=== TASK TO COMPLETE ===
Where does the string "задайте" appear in the records? Copy every line that contains it.

=== SUPPLIED MATERIAL ===
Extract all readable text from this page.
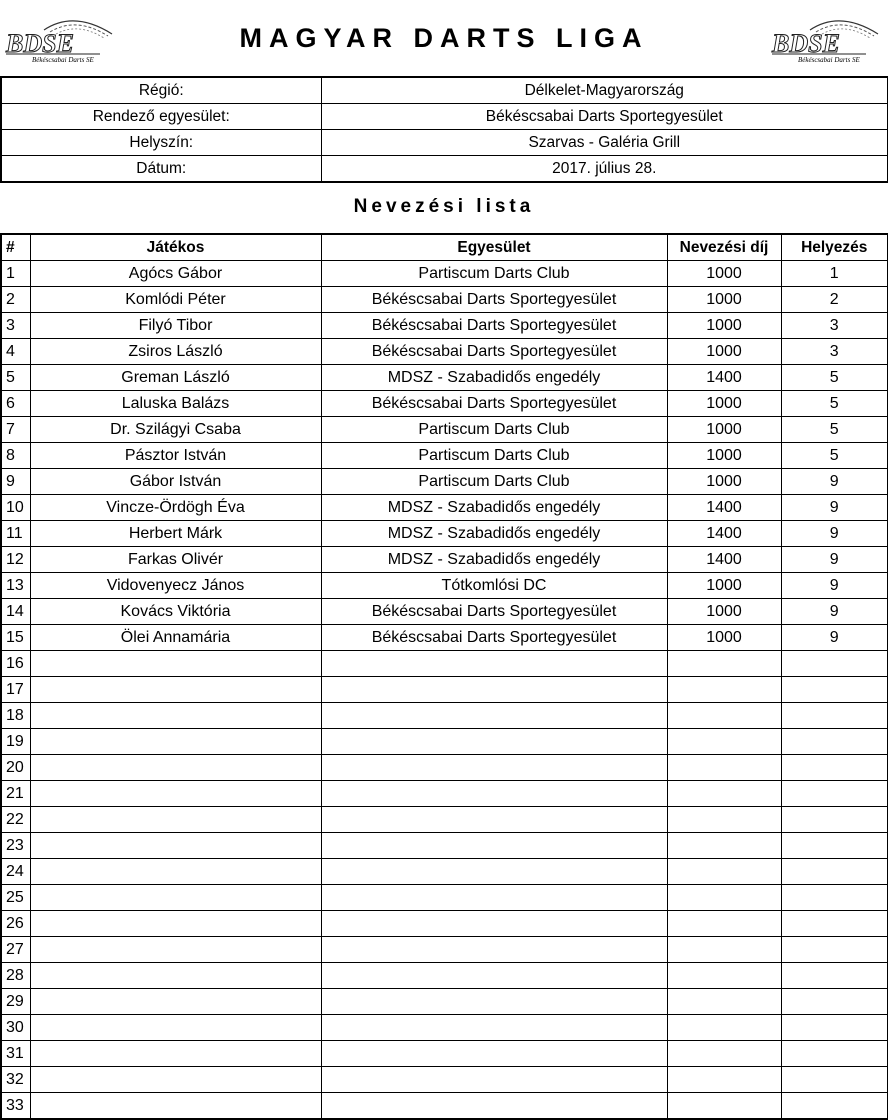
BDSE
Békéscsabai Darts SE
MAGYAR DARTS LIGA	BDSE
Békéscsabai Darts SE
Régió:	Délkelet-Magyarország
Rendező egyesület:	Békéscsabai Darts Sportegyesület
Helyszín:	Szarvas - Galéria Grill
Dátum:	2017. július 28.
Nevezési lista
#	Játékos	Egyesület	Nevezési díj	Helyezés
1	Agócs Gábor	Partiscum Darts Club	1000	1
2	Komlódi Péter	Békéscsabai Darts Sportegyesület	1000	2
3	Filyó Tibor	Békéscsabai Darts Sportegyesület	1000	3
4	Zsiros László	Békéscsabai Darts Sportegyesület	1000	3
5	Greman László	MDSZ - Szabadidős engedély	1400	5
6	Laluska Balázs	Békéscsabai Darts Sportegyesület	1000	5
7	Dr. Szilágyi Csaba	Partiscum Darts Club	1000	5
8	Pásztor István	Partiscum Darts Club	1000	5
9	Gábor István	Partiscum Darts Club	1000	9
10	Vincze-Ördögh Éva	MDSZ - Szabadidős engedély	1400	9
11	Herbert Márk	MDSZ - Szabadidős engedély	1400	9
12	Farkas Olivér	MDSZ - Szabadidős engedély	1400	9
13	Vidovenyecz János	Tótkomlósi DC	1000	9
14	Kovács Viktória	Békéscsabai Darts Sportegyesület	1000	9
15	Ölei Annamária	Békéscsabai Darts Sportegyesület	1000	9
16				
17				
18				
19				
20				
21				
22				
23				
24				
25				
26				
27				
28				
29				
30				
31				
32				
33				
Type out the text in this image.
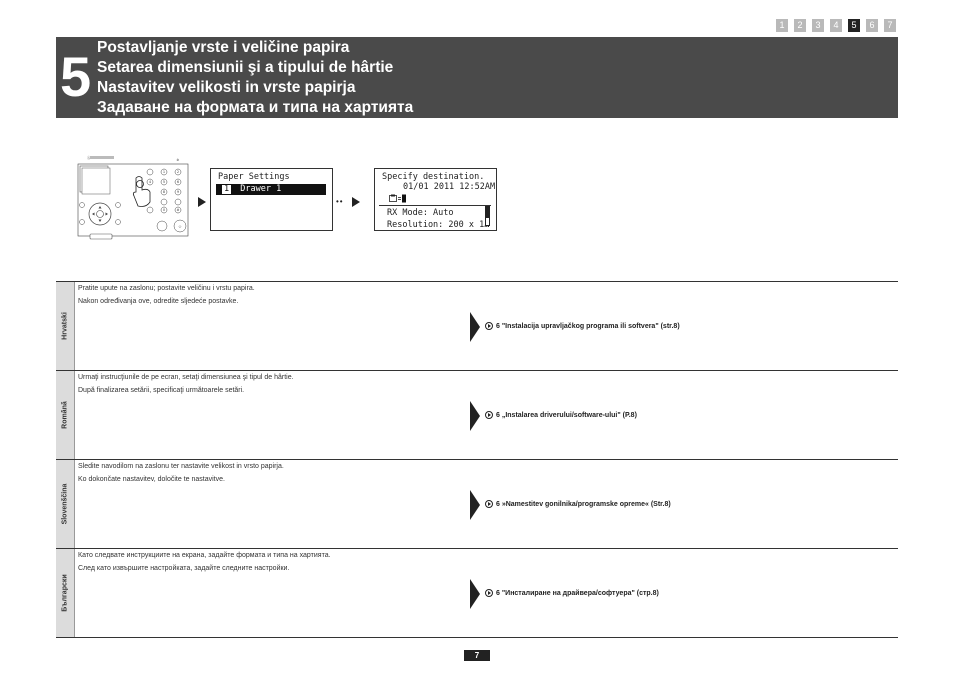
1	2	3	4	5	6	7
5 Postavljanje vrste i veličine papira
Setarea dimensiunii şi a tipului de hârtie
Nastavitev velikosti in vrste papirja
Задаване на формата и типа на хартията
Ⓐ
1	2
4	5	6
8	9
0	#
◇
✲
Paper Settings
1 Drawer 1
••
Specify destination.
01/01 2011 12:52AM
RX Mode: Auto
Resolution: 200 x 1…
Hrvatski
Pratite upute na zaslonu; postavite veličinu i vrstu papira.
Nakon određivanja ove, odredite sljedeće postavke.
6 "Instalacija upravljačkog programa ili softvera" (str.8)
Română
Urmaţi instrucţiunile de pe ecran, setaţi dimensiunea şi tipul de hârtie.
După finalizarea setării, specificaţi următoarele setări.
6 „Instalarea driverului/software-ului" (P.8)
Slovenščina
Sledite navodilom na zaslonu ter nastavite velikost in vrsto papirja.
Ko dokončate nastavitev, določite te nastavitve.
6 »Namestitev gonilnika/programske opreme« (Str.8)
Български
Като следвате инструкциите на екрана, задайте формата и типа на хартията.
След като извършите настройката, задайте следните настройки.
6 "Инсталиране на драйвера/софтуера" (стр.8)
7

=== THE COMPLETED TASK ===
Като следвате инструкциите на екрана, задайте формата и типа на хартията.
След като извършите настройката, задайте следните настройки.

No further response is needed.